§ **JOB**: Output all the entries word for word. Omit the pictures.

§ **SUPPLIED RECORDS**:
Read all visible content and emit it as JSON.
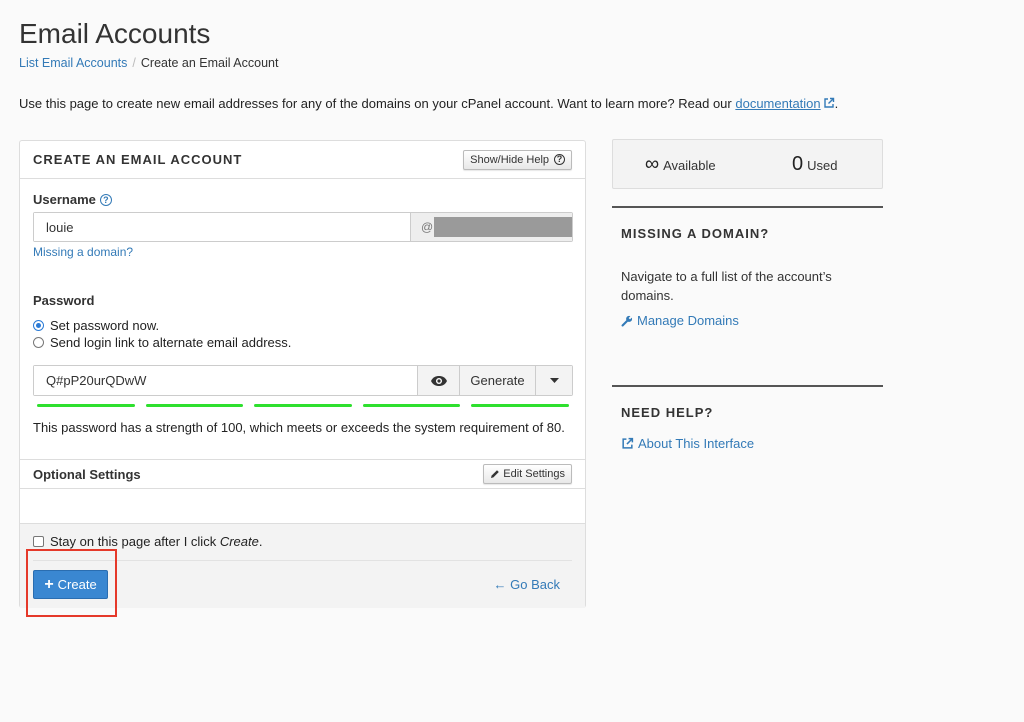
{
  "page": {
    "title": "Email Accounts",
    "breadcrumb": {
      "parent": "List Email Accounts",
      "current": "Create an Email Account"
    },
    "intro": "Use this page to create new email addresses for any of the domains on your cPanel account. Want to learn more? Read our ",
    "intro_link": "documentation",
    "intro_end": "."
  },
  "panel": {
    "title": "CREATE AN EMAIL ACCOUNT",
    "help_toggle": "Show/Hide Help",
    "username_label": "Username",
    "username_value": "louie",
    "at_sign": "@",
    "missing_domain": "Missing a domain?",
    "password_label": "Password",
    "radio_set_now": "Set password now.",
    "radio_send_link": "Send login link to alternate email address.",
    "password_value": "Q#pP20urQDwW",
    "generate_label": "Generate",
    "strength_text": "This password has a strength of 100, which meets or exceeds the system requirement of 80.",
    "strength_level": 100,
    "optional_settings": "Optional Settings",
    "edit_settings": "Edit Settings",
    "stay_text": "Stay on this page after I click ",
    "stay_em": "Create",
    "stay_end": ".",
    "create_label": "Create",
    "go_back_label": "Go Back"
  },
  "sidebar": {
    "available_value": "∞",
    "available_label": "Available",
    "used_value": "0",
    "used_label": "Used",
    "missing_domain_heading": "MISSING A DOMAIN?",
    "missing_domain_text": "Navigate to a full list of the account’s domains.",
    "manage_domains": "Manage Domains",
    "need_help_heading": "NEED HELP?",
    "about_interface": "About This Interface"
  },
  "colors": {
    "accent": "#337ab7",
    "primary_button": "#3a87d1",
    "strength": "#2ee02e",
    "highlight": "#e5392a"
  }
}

§ **RESULT**:
Read all visible content and emit it as JSON.
{
  "page": {
    "title": "Email Accounts",
    "breadcrumb": {
      "parent": "List Email Accounts",
      "current": "Create an Email Account"
    },
    "intro": "Use this page to create new email addresses for any of the domains on your cPanel account. Want to learn more? Read our ",
    "intro_link": "documentation",
    "intro_end": "."
  },
  "panel": {
    "title": "CREATE AN EMAIL ACCOUNT",
    "help_toggle": "Show/Hide Help",
    "username_label": "Username",
    "username_value": "louie",
    "at_sign": "@",
    "missing_domain": "Missing a domain?",
    "password_label": "Password",
    "radio_set_now": "Set password now.",
    "radio_send_link": "Send login link to alternate email address.",
    "password_value": "Q#pP20urQDwW",
    "generate_label": "Generate",
    "strength_text": "This password has a strength of 100, which meets or exceeds the system requirement of 80.",
    "strength_level": 100,
    "optional_settings": "Optional Settings",
    "edit_settings": "Edit Settings",
    "stay_text": "Stay on this page after I click ",
    "stay_em": "Create",
    "stay_end": ".",
    "create_label": "Create",
    "go_back_label": "Go Back"
  },
  "sidebar": {
    "available_value": "∞",
    "available_label": "Available",
    "used_value": "0",
    "used_label": "Used",
    "missing_domain_heading": "MISSING A DOMAIN?",
    "missing_domain_text": "Navigate to a full list of the account’s domains.",
    "manage_domains": "Manage Domains",
    "need_help_heading": "NEED HELP?",
    "about_interface": "About This Interface"
  },
  "colors": {
    "accent": "#337ab7",
    "primary_button": "#3a87d1",
    "strength": "#2ee02e",
    "highlight": "#e5392a"
  }
}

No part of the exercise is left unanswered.